■ Task prompt ■
Return the listing below verbatim. Pictures do not belong in the copy.

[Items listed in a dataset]
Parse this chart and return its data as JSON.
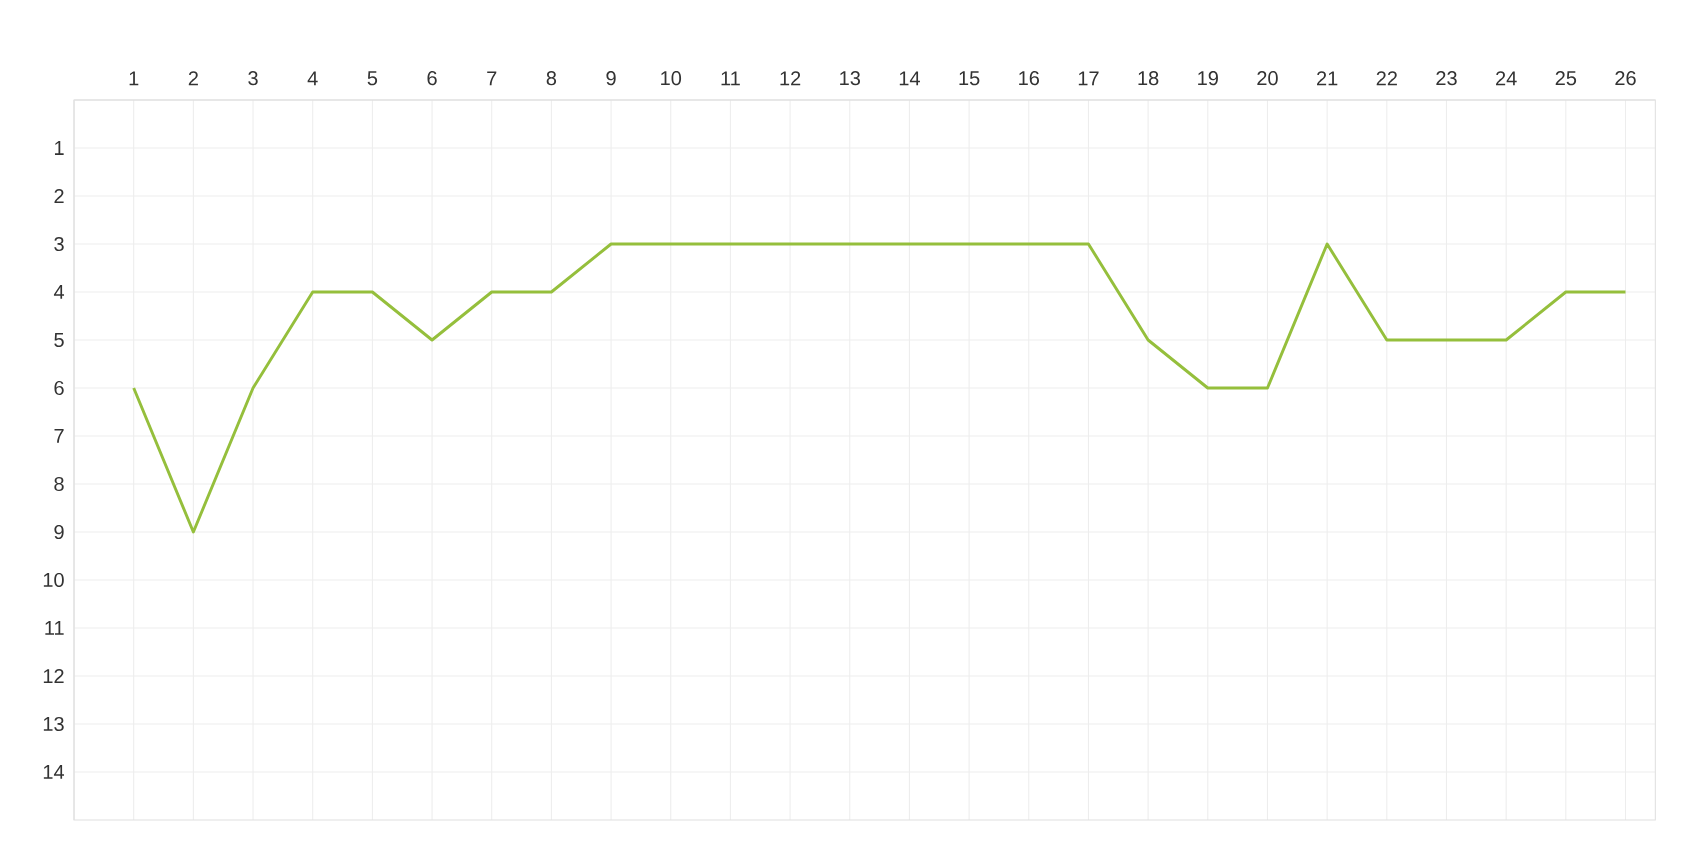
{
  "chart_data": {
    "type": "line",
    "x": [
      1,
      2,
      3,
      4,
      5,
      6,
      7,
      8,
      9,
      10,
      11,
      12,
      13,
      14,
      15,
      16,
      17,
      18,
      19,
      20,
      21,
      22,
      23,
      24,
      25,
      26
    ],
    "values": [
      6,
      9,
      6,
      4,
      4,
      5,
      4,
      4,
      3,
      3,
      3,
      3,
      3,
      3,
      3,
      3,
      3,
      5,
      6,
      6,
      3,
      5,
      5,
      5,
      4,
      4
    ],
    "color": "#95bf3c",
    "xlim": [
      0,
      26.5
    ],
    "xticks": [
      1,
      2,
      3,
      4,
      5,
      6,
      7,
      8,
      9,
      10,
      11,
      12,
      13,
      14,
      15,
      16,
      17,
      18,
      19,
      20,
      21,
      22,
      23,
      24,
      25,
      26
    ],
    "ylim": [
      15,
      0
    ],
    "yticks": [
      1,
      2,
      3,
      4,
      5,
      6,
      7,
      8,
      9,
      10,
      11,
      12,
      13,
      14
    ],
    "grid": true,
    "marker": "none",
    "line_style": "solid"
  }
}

■ Exercise response ■
Parse this chart and return its data as JSON.
{
  "chart_data": {
    "type": "line",
    "x": [
      1,
      2,
      3,
      4,
      5,
      6,
      7,
      8,
      9,
      10,
      11,
      12,
      13,
      14,
      15,
      16,
      17,
      18,
      19,
      20,
      21,
      22,
      23,
      24,
      25,
      26
    ],
    "values": [
      6,
      9,
      6,
      4,
      4,
      5,
      4,
      4,
      3,
      3,
      3,
      3,
      3,
      3,
      3,
      3,
      3,
      5,
      6,
      6,
      3,
      5,
      5,
      5,
      4,
      4
    ],
    "color": "#95bf3c",
    "xlim": [
      0,
      26.5
    ],
    "xticks": [
      1,
      2,
      3,
      4,
      5,
      6,
      7,
      8,
      9,
      10,
      11,
      12,
      13,
      14,
      15,
      16,
      17,
      18,
      19,
      20,
      21,
      22,
      23,
      24,
      25,
      26
    ],
    "ylim": [
      15,
      0
    ],
    "yticks": [
      1,
      2,
      3,
      4,
      5,
      6,
      7,
      8,
      9,
      10,
      11,
      12,
      13,
      14
    ],
    "grid": true,
    "marker": "none",
    "line_style": "solid"
  }
}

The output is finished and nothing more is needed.